WORK REQUIRED - Give all of the lines again exactly as they read.

DATA -
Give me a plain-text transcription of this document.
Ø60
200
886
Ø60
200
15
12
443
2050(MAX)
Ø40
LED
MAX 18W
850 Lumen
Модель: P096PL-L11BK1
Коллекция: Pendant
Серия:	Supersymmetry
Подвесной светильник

SOLUTION -
Give me a plain-text transcription of this document.
Ø60
200
886
Ø60
200
15
12
443
2050(MAX)
Ø40
LED
MAX 18W
850 Lumen
Модель: P096PL-L11BK1
Коллекция: Pendant
Серия:	Supersymmetry
Подвесной светильник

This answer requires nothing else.